Determine how many lines of this material contain "igazgatója". Give only the number.

===== RECORD EXTRACTS

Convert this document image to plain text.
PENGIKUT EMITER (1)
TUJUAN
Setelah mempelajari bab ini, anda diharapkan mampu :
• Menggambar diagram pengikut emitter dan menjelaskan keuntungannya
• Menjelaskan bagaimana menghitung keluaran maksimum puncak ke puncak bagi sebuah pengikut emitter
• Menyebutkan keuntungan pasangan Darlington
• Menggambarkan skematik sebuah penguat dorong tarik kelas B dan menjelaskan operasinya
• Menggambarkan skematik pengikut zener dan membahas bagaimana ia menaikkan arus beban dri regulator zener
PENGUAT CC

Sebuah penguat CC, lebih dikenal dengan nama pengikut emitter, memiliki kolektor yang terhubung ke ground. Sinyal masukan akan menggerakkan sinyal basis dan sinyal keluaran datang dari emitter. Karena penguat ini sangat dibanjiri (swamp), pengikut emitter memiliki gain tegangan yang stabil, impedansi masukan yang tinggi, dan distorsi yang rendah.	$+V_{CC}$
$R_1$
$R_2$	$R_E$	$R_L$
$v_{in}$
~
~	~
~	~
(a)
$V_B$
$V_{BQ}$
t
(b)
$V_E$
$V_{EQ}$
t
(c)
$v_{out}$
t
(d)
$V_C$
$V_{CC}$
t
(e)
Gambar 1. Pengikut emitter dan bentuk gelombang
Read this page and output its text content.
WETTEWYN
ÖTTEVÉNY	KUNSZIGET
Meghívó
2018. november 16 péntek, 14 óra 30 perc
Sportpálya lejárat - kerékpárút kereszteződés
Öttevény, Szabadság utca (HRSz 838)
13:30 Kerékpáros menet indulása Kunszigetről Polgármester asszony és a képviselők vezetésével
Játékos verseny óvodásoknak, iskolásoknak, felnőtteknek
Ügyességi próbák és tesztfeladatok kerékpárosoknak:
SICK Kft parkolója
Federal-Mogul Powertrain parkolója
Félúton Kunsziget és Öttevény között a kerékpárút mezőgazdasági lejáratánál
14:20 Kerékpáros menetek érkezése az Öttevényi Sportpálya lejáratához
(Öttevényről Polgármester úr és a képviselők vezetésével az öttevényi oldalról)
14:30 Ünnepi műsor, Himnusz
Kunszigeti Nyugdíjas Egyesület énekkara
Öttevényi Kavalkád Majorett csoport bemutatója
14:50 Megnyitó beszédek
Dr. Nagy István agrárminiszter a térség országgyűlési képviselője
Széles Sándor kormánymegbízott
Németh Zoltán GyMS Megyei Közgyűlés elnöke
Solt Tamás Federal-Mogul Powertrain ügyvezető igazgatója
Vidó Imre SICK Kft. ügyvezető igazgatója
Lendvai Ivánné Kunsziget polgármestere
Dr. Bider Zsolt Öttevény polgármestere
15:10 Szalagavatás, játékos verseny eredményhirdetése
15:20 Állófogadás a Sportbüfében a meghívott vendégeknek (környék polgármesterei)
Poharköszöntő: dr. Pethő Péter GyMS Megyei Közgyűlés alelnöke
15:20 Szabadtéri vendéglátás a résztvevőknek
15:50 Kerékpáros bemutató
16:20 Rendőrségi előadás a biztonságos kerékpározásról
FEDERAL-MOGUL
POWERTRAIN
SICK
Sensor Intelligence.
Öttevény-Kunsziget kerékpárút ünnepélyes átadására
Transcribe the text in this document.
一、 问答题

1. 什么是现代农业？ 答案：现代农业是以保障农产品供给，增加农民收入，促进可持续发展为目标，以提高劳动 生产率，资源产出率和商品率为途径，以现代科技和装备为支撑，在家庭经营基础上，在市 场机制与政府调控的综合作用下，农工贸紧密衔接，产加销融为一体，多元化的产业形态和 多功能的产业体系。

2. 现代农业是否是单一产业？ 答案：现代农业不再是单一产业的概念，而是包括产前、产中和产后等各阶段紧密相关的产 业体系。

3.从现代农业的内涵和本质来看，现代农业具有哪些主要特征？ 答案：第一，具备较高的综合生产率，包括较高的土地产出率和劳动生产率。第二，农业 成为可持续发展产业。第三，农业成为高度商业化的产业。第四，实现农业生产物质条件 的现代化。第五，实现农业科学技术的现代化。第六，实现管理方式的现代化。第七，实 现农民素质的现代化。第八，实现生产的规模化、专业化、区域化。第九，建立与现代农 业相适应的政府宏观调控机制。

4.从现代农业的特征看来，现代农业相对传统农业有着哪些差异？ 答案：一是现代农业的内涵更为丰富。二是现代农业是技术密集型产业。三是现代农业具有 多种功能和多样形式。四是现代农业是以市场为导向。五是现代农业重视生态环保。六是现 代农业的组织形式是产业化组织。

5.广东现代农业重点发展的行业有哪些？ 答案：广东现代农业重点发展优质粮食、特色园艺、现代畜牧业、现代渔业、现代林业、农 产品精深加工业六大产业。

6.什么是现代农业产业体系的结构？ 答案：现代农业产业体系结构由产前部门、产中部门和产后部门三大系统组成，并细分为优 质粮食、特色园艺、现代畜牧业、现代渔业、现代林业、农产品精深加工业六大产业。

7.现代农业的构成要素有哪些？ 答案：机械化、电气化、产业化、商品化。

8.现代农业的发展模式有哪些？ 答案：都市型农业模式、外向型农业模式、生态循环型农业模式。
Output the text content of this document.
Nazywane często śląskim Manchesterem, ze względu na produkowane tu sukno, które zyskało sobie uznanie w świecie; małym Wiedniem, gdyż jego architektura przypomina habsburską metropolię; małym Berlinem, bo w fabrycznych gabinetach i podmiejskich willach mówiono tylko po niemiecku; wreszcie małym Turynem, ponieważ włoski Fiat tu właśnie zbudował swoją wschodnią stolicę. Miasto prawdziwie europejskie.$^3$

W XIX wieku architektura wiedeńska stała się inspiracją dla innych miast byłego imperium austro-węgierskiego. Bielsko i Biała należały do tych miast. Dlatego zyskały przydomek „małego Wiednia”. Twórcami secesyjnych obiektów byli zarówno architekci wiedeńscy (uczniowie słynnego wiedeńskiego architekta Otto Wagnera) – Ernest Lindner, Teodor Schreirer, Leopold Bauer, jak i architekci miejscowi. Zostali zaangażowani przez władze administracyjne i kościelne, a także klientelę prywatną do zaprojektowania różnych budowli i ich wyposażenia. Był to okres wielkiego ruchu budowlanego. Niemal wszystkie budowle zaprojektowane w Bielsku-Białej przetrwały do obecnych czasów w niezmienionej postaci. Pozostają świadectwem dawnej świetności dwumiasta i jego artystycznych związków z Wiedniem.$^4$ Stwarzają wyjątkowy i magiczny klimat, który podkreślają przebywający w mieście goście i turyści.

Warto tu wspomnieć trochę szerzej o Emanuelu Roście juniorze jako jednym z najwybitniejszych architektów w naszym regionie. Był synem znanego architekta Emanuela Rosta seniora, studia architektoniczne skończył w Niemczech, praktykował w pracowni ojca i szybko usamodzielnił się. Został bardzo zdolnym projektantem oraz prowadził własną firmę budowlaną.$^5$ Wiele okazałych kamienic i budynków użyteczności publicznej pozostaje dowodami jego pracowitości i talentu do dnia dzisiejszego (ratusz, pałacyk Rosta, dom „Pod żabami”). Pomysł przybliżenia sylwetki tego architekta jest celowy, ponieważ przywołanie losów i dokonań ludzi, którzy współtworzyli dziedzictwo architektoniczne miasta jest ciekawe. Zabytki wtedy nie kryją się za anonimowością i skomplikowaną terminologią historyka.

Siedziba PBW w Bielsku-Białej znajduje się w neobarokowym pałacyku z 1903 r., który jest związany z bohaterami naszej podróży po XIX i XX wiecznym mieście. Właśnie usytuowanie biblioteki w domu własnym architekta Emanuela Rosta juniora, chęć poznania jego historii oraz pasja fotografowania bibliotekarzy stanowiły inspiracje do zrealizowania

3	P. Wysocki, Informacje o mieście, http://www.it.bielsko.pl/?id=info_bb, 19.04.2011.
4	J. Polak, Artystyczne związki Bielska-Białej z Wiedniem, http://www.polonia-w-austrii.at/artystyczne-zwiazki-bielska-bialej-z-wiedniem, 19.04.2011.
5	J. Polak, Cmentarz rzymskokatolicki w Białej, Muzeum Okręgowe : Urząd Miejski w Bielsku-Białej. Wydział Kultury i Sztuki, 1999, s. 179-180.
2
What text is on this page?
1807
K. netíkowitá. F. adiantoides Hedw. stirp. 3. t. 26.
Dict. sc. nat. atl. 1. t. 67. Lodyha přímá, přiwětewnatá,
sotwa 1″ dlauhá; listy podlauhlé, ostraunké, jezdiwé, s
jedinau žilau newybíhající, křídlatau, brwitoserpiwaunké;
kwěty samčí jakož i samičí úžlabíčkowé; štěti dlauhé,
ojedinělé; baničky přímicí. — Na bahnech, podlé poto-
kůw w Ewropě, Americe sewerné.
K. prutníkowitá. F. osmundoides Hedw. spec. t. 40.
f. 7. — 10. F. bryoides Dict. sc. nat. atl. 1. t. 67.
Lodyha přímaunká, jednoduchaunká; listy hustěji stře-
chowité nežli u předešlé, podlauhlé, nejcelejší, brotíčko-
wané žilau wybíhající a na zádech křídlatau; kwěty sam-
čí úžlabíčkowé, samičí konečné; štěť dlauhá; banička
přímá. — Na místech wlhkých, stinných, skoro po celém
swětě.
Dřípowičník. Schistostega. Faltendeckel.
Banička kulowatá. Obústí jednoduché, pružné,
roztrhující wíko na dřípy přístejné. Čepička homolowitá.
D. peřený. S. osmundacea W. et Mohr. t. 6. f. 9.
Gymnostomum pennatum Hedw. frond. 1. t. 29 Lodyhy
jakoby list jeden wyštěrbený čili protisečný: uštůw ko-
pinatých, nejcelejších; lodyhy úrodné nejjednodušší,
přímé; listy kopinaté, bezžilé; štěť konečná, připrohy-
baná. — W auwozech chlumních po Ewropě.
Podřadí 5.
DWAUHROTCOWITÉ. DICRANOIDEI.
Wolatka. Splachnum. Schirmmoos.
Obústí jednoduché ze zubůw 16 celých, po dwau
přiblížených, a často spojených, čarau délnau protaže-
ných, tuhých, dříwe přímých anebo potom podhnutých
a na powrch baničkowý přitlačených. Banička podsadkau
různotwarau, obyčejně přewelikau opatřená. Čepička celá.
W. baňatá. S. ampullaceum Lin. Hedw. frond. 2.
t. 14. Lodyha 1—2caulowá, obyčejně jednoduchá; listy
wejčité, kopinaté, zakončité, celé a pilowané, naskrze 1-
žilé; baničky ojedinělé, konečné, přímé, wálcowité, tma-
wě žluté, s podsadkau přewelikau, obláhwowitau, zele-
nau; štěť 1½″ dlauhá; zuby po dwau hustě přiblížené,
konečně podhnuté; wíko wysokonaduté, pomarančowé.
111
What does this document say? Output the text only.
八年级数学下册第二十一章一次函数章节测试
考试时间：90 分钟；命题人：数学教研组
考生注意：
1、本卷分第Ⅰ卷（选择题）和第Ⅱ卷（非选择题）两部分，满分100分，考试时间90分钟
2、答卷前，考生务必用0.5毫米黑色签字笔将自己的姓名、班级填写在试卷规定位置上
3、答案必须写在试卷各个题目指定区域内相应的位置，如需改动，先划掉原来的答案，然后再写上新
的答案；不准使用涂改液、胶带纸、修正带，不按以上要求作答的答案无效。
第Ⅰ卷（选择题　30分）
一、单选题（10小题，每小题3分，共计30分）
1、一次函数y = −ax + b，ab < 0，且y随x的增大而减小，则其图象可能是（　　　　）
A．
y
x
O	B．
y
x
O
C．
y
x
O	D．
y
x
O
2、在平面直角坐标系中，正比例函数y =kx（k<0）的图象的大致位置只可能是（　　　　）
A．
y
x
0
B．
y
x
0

==========

**FULL SOLUTION:** 2